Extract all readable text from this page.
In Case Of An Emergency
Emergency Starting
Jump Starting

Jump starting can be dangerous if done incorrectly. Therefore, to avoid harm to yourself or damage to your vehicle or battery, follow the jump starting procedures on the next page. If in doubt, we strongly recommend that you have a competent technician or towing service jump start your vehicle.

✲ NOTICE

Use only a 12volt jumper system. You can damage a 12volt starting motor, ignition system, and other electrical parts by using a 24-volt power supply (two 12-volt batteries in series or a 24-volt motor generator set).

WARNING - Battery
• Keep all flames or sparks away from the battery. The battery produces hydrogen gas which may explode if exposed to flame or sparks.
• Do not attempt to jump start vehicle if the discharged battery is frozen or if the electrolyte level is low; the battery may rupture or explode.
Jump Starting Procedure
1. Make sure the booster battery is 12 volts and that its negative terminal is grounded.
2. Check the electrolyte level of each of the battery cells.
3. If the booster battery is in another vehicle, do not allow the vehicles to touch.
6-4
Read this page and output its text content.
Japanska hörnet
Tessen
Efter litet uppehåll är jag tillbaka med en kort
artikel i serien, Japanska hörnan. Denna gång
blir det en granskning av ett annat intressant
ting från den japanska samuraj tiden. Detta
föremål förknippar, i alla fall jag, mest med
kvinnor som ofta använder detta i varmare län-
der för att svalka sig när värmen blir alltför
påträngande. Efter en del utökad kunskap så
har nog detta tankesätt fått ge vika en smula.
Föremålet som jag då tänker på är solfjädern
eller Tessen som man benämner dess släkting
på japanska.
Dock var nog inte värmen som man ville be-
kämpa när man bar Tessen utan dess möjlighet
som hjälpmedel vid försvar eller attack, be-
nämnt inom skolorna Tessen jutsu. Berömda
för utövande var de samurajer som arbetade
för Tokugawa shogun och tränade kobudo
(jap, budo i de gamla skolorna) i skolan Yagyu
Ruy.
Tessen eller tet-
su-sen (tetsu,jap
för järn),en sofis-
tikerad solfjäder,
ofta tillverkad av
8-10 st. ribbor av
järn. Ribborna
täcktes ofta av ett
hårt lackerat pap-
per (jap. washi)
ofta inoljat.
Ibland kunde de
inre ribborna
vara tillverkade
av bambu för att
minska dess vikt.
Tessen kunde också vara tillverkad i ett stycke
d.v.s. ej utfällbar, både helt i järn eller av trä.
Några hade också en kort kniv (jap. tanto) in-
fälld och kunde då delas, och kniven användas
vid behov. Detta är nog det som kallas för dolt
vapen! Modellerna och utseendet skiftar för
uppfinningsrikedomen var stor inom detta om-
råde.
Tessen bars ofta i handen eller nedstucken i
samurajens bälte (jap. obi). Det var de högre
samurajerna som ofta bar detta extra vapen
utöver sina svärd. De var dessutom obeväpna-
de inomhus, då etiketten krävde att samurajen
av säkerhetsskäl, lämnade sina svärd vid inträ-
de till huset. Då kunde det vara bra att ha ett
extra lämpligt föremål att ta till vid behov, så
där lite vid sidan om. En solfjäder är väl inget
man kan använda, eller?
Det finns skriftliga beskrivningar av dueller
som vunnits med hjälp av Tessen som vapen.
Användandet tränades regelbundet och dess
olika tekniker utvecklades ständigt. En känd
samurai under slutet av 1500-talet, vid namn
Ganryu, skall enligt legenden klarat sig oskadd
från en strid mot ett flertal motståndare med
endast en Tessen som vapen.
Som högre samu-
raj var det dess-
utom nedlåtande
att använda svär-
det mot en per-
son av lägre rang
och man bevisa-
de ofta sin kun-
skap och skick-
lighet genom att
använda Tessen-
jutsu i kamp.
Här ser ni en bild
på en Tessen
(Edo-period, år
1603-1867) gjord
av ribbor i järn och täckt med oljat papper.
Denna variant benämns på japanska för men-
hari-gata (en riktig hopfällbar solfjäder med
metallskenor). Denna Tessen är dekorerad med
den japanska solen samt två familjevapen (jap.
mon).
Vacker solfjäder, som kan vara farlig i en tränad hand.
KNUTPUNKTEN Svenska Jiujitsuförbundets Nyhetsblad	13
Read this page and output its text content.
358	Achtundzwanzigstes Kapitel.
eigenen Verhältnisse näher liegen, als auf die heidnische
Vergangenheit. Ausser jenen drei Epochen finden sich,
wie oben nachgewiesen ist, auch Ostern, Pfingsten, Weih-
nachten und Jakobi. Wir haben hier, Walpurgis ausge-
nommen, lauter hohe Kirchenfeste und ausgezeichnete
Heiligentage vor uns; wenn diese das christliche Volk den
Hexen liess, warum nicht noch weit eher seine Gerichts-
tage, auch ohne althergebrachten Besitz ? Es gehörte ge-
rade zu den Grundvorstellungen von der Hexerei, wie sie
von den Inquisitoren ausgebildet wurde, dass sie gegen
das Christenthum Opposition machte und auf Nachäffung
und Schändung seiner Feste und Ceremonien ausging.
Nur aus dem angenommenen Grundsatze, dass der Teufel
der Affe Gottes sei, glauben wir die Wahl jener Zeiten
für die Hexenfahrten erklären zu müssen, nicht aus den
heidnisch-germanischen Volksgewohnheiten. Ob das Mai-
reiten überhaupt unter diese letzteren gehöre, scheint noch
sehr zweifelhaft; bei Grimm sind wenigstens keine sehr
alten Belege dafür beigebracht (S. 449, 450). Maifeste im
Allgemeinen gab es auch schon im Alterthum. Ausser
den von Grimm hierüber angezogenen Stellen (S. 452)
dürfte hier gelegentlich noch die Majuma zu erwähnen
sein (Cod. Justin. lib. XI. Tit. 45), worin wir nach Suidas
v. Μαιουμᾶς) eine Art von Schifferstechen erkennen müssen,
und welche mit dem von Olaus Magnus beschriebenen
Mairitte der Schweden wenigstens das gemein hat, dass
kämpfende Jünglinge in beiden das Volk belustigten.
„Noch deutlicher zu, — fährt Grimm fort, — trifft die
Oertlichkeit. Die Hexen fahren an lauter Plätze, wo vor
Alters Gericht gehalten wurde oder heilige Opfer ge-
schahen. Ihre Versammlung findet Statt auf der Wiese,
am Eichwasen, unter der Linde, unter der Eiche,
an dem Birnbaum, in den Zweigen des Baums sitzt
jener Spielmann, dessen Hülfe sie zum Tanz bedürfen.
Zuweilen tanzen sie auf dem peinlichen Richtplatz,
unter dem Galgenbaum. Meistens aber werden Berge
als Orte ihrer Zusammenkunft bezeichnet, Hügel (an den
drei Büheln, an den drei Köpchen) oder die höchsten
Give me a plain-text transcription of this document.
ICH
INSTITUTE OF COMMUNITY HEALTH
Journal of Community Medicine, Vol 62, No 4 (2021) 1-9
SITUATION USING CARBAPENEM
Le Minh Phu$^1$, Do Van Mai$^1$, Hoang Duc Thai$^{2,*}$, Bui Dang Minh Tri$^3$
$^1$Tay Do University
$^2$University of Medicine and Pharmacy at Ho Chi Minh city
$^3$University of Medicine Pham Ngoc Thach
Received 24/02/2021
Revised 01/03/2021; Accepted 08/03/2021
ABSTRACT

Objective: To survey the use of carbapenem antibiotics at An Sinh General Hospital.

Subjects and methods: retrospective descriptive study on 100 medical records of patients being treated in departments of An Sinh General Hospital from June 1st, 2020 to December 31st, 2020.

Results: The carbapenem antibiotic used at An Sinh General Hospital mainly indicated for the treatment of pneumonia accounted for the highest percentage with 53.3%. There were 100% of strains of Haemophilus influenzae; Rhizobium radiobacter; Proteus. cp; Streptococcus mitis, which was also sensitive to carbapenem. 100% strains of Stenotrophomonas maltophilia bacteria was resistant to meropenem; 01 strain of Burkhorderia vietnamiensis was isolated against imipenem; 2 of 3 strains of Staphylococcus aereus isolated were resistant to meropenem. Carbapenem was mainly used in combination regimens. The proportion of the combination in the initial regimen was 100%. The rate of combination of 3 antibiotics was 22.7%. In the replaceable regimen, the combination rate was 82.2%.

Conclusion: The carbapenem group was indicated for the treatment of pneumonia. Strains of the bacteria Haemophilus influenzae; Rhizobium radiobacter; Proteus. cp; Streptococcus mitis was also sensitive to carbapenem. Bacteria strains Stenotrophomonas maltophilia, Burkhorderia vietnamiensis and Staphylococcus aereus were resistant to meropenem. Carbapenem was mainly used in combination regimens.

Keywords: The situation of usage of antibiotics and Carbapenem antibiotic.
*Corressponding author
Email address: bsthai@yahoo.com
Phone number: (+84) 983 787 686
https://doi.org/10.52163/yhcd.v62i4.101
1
————————
### What you need to do
Scan the material for the string "booster". Copy each line where it appears.

### Problem solution
1. Make sure the booster battery is 12 volts and that its negative terminal is grounded.
3. If the booster battery is in another vehicle, do not allow the vehicles to touch.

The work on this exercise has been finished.